### What you need to do
Recast the lines of the listing between the line holding "Localize all elements." and the line holding "status-chip-all[interactable]: All statuses", inclusive, as a numbered list, leaving out blank lines and pictures.

### Stored records
start
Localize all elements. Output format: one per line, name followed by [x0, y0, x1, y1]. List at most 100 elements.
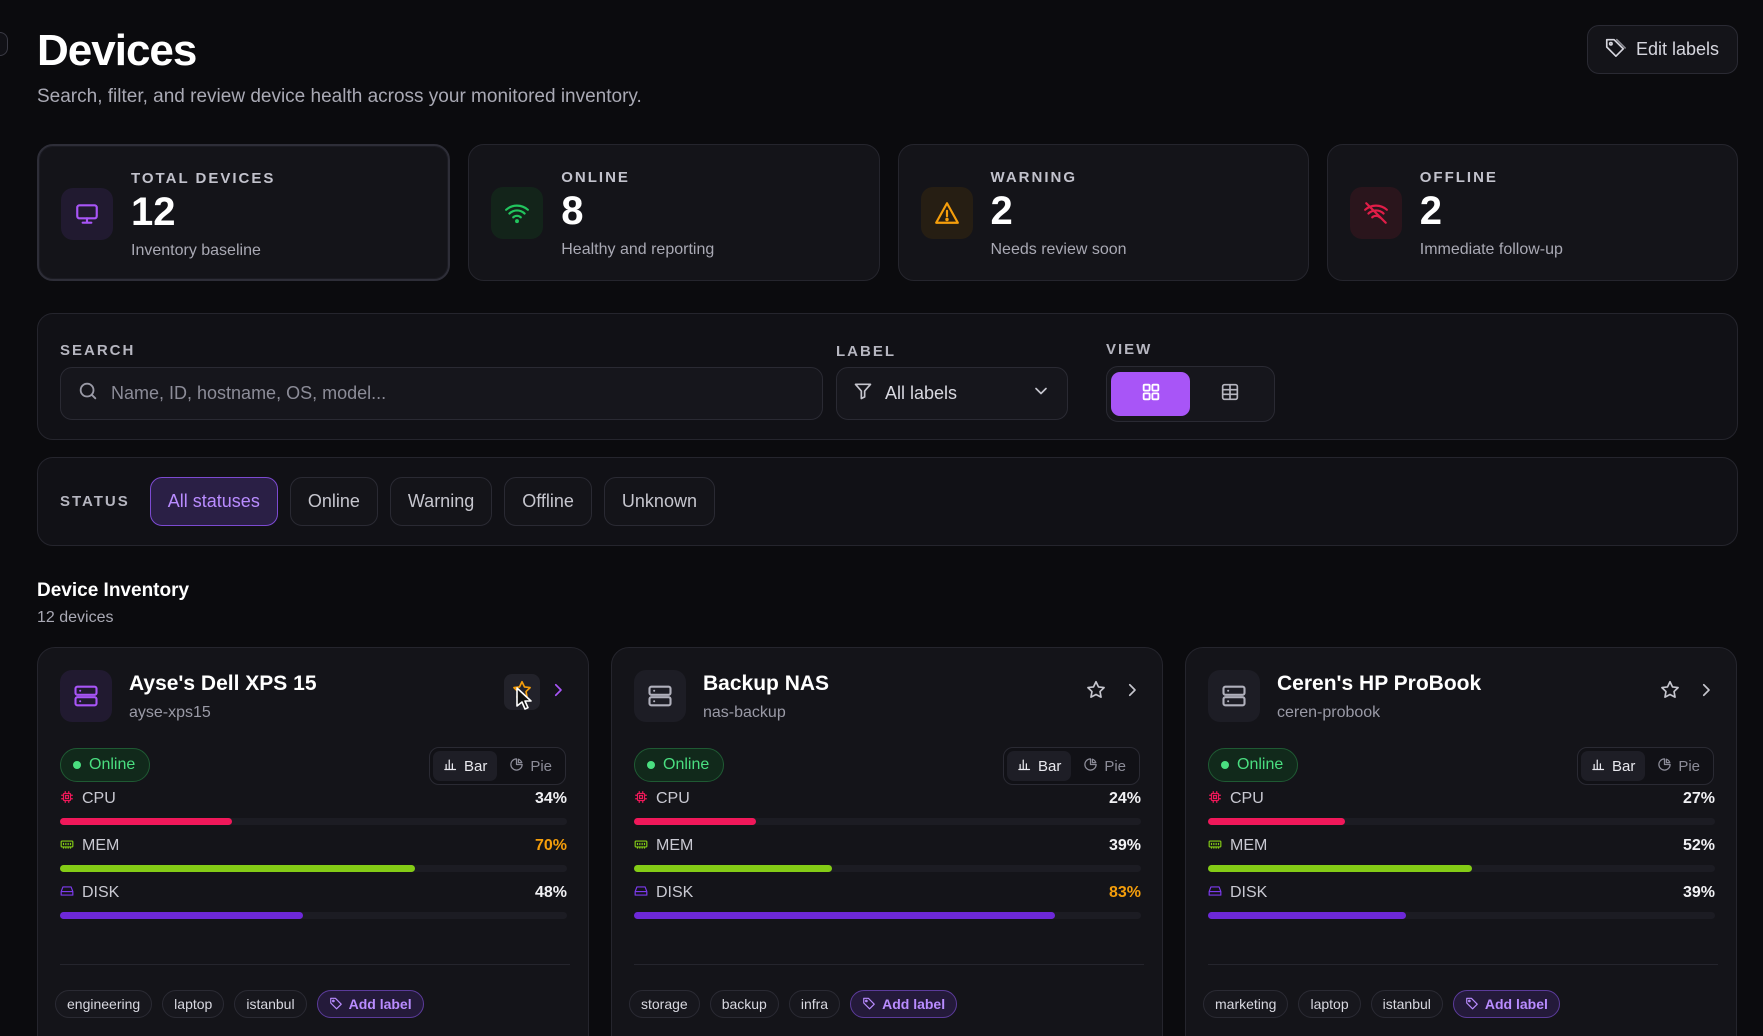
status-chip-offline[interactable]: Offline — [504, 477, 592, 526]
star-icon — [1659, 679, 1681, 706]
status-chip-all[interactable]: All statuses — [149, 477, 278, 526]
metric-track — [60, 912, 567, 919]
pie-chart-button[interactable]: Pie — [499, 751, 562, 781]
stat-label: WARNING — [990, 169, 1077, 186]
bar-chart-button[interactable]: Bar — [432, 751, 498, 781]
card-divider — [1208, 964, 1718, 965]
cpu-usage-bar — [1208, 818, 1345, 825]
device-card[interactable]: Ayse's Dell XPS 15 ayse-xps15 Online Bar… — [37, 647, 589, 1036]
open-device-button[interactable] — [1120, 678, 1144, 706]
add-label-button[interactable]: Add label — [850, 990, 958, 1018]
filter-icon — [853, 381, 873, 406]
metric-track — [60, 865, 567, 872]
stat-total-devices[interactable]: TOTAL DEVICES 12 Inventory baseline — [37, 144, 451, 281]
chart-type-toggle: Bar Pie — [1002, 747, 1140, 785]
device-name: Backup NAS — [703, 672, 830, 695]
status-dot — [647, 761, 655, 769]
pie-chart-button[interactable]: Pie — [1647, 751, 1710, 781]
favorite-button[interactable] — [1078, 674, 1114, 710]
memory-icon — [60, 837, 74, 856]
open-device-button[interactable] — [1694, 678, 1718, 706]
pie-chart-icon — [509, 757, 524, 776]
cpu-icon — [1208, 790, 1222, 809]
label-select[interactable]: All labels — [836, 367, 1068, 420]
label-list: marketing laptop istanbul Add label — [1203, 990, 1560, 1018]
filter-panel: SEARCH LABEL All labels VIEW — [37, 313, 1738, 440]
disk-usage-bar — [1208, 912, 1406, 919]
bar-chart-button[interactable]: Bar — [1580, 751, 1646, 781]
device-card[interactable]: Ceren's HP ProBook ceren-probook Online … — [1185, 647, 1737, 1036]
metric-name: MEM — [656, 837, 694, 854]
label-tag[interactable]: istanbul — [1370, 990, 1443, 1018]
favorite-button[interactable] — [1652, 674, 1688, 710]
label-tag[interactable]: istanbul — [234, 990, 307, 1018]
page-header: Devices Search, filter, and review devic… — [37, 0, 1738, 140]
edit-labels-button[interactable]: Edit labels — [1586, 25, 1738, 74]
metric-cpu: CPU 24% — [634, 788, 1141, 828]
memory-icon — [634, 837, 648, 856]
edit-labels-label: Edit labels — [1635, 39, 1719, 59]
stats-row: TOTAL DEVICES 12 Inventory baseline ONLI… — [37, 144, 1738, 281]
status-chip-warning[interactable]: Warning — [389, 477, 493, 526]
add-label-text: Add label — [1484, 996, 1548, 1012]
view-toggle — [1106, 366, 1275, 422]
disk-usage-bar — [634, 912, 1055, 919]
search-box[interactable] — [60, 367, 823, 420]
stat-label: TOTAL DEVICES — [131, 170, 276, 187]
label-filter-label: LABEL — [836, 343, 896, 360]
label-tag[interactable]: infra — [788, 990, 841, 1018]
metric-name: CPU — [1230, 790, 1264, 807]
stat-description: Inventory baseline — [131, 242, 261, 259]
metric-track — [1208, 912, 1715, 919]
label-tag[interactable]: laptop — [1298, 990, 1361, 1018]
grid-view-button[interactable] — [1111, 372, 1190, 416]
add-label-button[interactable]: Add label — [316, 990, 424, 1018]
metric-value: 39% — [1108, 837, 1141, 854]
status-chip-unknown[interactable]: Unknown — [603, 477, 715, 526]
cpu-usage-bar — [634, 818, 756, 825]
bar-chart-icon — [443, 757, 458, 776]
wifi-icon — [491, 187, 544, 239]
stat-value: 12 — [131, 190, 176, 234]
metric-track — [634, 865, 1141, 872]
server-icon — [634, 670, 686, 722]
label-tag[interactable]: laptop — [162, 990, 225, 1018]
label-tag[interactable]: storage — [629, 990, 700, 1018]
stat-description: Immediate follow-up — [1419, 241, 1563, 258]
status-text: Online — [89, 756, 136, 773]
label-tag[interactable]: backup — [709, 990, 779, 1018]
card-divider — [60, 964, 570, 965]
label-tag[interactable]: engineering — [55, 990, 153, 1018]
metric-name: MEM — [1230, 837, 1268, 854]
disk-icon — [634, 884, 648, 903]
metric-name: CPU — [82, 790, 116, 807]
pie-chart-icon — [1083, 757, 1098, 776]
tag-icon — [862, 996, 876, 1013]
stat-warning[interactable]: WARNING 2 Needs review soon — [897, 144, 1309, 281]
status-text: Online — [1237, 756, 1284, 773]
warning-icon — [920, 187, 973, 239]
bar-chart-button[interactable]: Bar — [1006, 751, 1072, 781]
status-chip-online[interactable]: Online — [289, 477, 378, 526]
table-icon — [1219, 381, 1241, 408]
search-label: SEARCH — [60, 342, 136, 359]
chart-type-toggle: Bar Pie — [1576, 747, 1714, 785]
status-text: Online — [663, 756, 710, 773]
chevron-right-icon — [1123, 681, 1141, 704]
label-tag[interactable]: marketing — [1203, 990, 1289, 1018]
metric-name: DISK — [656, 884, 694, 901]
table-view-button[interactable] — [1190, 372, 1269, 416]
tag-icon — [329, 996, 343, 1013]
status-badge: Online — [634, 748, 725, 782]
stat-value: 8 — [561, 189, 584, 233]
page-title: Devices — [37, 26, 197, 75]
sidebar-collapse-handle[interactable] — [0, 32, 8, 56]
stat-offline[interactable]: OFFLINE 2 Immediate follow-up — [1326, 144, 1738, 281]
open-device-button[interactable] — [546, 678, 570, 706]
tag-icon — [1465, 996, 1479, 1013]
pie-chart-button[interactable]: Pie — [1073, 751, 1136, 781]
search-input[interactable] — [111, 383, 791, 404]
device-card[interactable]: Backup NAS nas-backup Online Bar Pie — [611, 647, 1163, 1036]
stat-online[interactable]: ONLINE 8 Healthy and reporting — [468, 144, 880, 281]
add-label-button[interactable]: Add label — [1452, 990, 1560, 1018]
end
start
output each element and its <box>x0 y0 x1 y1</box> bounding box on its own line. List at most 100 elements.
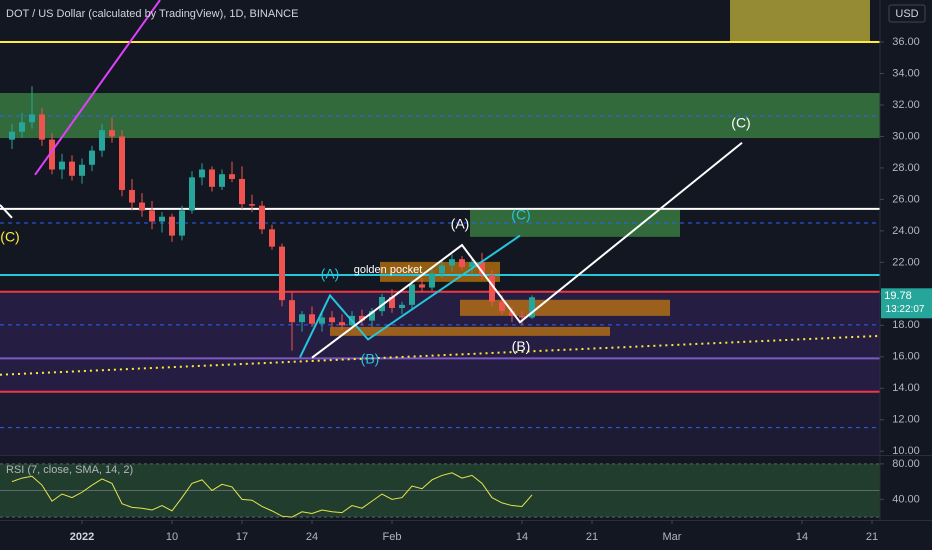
end
### Response for this exercise
1. Localize all elements. Output format: one per line, name followed by [x0, y0, x1, y1]. List at most 100 elements.
2. status-chip-offline[interactable]: Offline — [504, 477, 592, 526]
3. star-icon — [1659, 679, 1681, 706]
4. status-chip-all[interactable]: All statuses — [149, 477, 278, 526]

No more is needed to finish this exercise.